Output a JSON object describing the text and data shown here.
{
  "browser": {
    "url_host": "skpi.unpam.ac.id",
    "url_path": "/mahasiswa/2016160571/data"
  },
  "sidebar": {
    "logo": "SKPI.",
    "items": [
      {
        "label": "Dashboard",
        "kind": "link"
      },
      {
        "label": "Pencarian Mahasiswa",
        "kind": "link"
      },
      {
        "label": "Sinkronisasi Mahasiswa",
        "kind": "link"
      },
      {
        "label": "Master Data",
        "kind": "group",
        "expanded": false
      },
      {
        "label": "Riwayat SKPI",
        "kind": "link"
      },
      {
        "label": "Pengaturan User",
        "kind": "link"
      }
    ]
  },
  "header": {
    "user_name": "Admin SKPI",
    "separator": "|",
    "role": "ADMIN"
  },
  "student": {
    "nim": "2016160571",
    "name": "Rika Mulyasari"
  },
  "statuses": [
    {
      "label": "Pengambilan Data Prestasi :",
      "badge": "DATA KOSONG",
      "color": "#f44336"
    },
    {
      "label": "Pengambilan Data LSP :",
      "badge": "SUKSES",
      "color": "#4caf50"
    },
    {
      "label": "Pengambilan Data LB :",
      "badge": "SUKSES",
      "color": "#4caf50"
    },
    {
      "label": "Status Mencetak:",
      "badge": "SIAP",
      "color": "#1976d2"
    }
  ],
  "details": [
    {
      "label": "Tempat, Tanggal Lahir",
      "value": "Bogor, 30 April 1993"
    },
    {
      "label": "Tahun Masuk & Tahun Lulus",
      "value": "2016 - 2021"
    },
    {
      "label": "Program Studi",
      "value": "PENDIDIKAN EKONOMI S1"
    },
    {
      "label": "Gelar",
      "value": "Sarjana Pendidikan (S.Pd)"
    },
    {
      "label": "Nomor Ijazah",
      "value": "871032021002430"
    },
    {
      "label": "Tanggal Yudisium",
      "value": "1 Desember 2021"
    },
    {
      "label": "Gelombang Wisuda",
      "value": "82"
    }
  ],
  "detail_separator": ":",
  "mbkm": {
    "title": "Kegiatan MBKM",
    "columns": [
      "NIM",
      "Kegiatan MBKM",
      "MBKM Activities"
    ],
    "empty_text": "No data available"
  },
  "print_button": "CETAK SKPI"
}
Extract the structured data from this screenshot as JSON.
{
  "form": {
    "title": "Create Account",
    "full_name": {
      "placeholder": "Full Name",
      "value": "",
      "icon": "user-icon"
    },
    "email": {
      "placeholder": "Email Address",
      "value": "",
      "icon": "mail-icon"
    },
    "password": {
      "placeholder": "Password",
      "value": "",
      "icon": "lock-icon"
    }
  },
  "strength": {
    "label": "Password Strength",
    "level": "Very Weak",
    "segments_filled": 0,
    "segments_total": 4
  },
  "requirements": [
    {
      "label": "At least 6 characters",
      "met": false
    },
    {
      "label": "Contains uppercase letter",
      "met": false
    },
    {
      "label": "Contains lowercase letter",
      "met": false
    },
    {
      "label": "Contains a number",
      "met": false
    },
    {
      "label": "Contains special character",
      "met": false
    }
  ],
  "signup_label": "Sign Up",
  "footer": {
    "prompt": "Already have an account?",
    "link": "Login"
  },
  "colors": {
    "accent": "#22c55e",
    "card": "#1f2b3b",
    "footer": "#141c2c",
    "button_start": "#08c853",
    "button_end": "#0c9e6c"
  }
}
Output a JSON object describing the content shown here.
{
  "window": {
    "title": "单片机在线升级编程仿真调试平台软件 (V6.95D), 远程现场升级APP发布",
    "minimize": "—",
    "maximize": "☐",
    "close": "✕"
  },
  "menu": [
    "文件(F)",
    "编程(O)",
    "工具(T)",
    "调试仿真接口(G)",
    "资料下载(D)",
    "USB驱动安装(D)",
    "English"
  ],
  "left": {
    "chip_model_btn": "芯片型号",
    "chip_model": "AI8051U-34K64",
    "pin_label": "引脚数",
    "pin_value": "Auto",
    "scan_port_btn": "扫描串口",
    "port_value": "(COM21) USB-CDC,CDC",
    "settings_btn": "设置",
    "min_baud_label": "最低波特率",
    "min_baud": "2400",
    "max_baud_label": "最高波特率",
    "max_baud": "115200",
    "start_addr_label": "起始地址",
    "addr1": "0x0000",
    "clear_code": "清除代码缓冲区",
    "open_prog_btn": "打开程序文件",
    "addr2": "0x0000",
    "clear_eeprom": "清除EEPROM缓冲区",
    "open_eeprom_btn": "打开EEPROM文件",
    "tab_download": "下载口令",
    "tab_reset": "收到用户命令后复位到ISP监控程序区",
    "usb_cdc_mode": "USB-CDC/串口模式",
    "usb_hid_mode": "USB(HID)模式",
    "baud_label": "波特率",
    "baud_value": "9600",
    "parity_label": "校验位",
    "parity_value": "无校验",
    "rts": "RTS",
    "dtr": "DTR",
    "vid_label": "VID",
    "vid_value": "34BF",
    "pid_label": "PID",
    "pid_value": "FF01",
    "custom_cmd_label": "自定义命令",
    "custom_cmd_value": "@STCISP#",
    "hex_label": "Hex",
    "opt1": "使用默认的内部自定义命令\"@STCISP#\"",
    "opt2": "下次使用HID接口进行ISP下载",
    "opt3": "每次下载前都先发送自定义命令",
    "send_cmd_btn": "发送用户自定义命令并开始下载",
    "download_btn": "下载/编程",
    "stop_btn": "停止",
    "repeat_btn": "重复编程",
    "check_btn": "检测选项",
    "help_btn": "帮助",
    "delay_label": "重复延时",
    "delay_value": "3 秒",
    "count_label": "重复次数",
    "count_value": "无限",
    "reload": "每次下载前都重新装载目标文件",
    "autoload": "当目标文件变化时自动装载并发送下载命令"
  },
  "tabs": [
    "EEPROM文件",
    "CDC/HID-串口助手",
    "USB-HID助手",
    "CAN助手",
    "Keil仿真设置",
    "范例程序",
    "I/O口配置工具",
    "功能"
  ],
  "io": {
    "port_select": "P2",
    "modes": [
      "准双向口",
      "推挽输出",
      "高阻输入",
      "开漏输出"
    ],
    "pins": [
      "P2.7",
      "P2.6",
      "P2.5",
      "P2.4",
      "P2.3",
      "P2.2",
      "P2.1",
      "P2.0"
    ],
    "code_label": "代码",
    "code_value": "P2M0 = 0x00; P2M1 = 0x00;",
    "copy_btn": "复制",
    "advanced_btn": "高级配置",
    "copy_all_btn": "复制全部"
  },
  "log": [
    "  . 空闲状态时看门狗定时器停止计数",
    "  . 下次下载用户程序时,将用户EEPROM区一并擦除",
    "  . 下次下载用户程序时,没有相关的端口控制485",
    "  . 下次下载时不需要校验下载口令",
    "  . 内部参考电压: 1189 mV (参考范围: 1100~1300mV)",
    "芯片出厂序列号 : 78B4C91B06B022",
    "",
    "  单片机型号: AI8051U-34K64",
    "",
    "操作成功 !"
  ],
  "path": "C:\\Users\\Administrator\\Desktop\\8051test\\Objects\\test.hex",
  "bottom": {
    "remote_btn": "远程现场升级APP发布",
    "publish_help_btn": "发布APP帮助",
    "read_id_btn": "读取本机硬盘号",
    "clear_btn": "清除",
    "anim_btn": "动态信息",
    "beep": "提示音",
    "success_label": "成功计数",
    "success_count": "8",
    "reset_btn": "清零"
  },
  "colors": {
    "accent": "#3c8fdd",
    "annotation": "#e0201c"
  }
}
----
== Given problem ==
Extract every line of the records above that contains the word "placeholder".

== Reply to the exercise ==
      "placeholder": "Full Name",
      "placeholder": "Email Address",
      "placeholder": "Password",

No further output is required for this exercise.